▶ **Task description**
Look through the entries below for the line that contains "Extract the structured", then set down that line and each one after it exactly, through the last.

================================

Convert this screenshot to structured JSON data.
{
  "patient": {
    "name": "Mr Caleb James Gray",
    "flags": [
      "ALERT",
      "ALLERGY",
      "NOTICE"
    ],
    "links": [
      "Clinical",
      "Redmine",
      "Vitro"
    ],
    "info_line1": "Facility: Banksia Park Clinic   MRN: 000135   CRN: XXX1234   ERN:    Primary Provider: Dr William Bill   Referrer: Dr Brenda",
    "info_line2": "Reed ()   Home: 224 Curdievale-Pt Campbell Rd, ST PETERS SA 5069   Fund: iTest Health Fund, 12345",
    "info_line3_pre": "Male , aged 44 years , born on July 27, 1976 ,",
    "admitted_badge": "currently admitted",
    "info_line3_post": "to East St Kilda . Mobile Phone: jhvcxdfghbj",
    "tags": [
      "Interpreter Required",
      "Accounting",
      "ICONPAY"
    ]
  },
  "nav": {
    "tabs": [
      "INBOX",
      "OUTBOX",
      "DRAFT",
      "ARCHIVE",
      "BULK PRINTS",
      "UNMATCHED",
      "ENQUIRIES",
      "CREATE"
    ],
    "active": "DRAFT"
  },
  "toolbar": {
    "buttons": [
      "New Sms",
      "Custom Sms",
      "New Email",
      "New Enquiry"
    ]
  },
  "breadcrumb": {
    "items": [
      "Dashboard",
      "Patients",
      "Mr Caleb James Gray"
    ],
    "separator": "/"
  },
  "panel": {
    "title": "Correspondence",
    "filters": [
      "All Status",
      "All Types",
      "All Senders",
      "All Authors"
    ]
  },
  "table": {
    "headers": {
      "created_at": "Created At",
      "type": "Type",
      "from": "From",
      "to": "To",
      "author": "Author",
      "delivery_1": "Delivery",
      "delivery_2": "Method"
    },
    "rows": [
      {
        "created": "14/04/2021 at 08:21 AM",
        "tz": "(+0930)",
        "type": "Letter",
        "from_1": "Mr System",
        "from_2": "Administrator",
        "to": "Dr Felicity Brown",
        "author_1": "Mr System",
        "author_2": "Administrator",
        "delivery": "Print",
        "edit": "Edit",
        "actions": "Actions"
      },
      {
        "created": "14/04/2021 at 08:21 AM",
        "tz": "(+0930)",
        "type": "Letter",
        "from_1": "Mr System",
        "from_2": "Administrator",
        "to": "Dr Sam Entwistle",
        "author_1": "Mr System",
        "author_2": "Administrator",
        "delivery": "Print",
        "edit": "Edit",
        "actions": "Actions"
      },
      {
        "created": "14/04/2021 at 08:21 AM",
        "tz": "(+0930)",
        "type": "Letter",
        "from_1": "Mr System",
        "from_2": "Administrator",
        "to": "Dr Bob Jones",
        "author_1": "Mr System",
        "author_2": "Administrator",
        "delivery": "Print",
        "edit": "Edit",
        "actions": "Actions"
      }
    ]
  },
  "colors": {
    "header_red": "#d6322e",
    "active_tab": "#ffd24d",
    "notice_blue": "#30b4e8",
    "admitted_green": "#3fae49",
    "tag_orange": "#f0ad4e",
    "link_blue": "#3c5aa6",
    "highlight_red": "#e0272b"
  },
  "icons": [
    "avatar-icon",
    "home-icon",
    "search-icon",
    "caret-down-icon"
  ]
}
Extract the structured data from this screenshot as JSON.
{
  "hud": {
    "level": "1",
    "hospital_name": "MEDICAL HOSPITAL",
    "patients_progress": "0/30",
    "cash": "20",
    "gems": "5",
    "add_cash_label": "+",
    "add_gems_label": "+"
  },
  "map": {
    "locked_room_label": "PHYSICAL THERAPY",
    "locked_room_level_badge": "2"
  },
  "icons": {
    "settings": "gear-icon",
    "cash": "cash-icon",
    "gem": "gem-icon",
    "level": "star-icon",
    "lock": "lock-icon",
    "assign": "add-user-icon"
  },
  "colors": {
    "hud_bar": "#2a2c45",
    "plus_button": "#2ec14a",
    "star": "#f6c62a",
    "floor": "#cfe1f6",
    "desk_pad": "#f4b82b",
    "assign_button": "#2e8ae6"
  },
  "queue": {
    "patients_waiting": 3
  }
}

================================

▶ **Written solution**
Extract the structured data from this screenshot as JSON.
{
  "hud": {
    "level": "1",
    "hospital_name": "MEDICAL HOSPITAL",
    "patients_progress": "0/30",
    "cash": "20",
    "gems": "5",
    "add_cash_label": "+",
    "add_gems_label": "+"
  },
  "map": {
    "locked_room_label": "PHYSICAL THERAPY",
    "locked_room_level_badge": "2"
  },
  "icons": {
    "settings": "gear-icon",
    "cash": "cash-icon",
    "gem": "gem-icon",
    "level": "star-icon",
    "lock": "lock-icon",
    "assign": "add-user-icon"
  },
  "colors": {
    "hud_bar": "#2a2c45",
    "plus_button": "#2ec14a",
    "star": "#f6c62a",
    "floor": "#cfe1f6",
    "desk_pad": "#f4b82b",
    "assign_button": "#2e8ae6"
  },
  "queue": {
    "patients_waiting": 3
  }
}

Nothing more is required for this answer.